### [Task goal]
Quote, verbatim, all material below, without pictures.
# start of Exercise input
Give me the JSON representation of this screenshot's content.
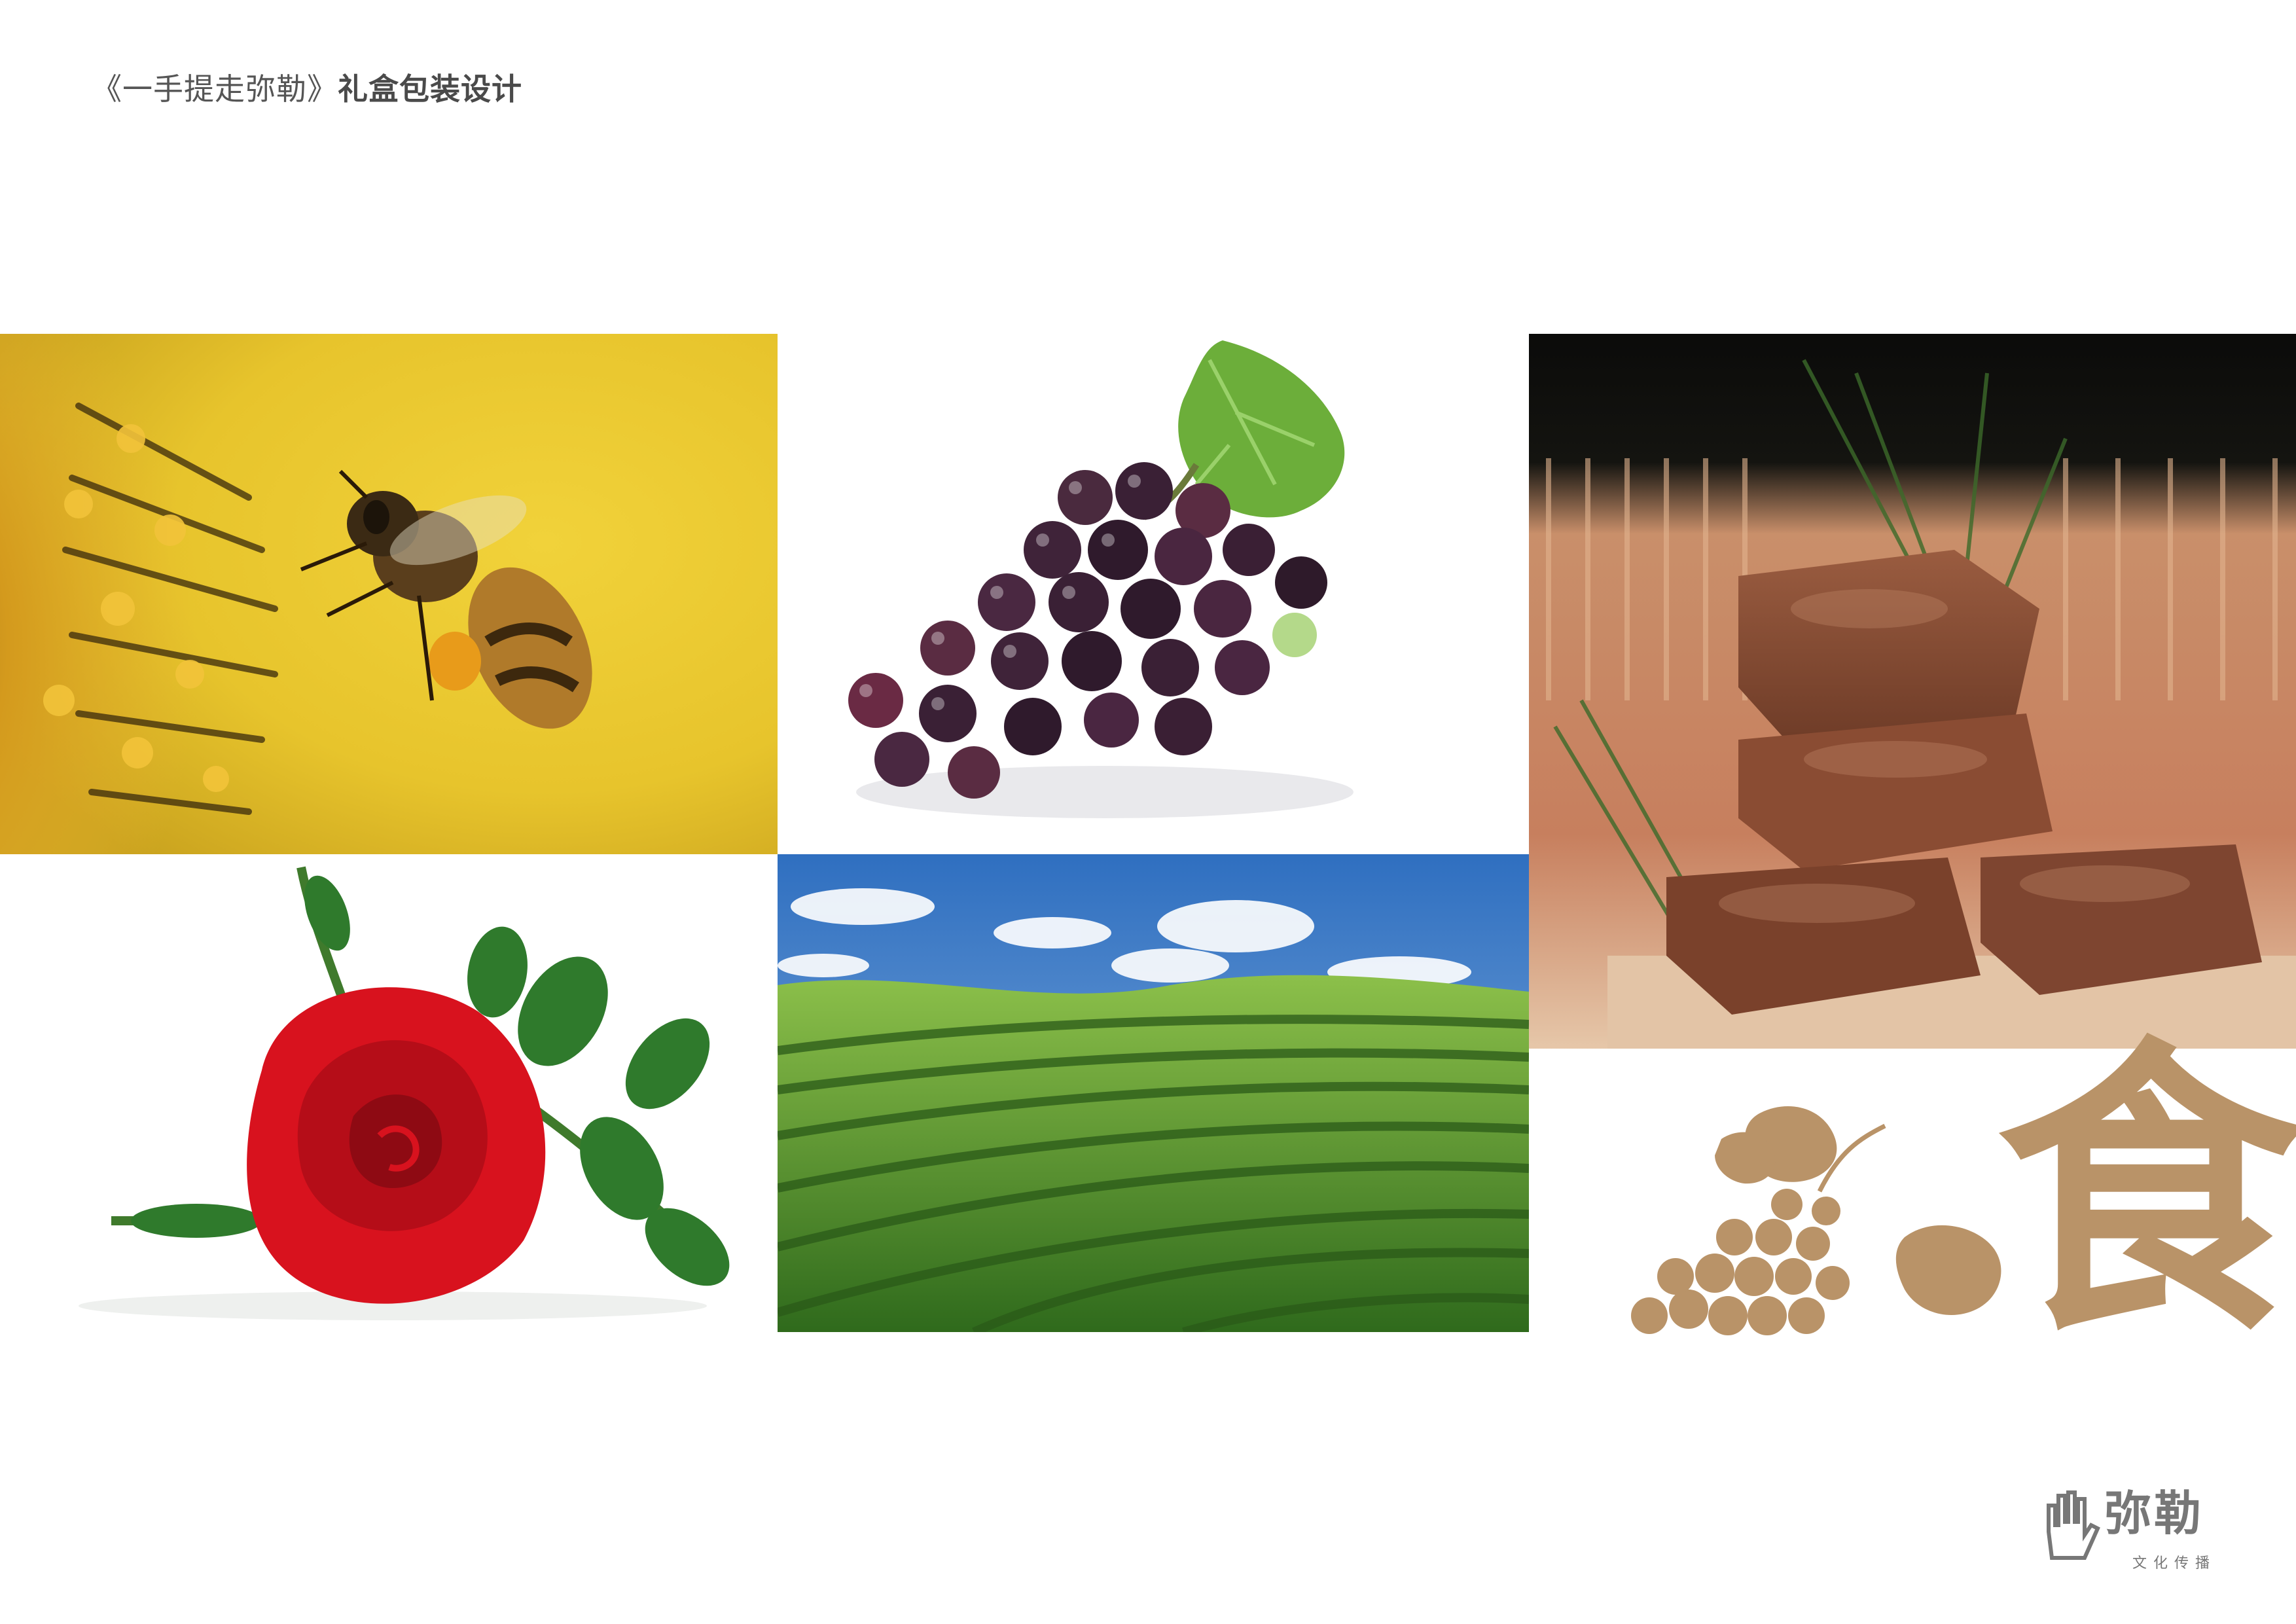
{
  "header": {
    "title_regular": "《一手提走弥勒》",
    "title_bold": "礼盒包装设计"
  },
  "feature": {
    "character": "食",
    "accent_color": "#b99368"
  },
  "logo": {
    "name": "弥勒",
    "subtitle": "文化传播",
    "icon": "hand-icon"
  },
  "panels": [
    {
      "name": "bee-sunflower-photo",
      "icon": "bee-photo"
    },
    {
      "name": "grapes-photo",
      "icon": "grapes-photo"
    },
    {
      "name": "brown-sugar-photo",
      "icon": "brown-sugar-photo"
    },
    {
      "name": "rose-photo",
      "icon": "rose-photo"
    },
    {
      "name": "tea-field-photo",
      "icon": "tea-field-photo"
    },
    {
      "name": "grape-emblem",
      "icon": "grape-icon"
    }
  ]
}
# end of Exercise input
### [Finished exercise]
Give me the JSON representation of this screenshot's content.
{
  "header": {
    "title_regular": "《一手提走弥勒》",
    "title_bold": "礼盒包装设计"
  },
  "feature": {
    "character": "食",
    "accent_color": "#b99368"
  },
  "logo": {
    "name": "弥勒",
    "subtitle": "文化传播",
    "icon": "hand-icon"
  },
  "panels": [
    {
      "name": "bee-sunflower-photo",
      "icon": "bee-photo"
    },
    {
      "name": "grapes-photo",
      "icon": "grapes-photo"
    },
    {
      "name": "brown-sugar-photo",
      "icon": "brown-sugar-photo"
    },
    {
      "name": "rose-photo",
      "icon": "rose-photo"
    },
    {
      "name": "tea-field-photo",
      "icon": "tea-field-photo"
    },
    {
      "name": "grape-emblem",
      "icon": "grape-icon"
    }
  ]
}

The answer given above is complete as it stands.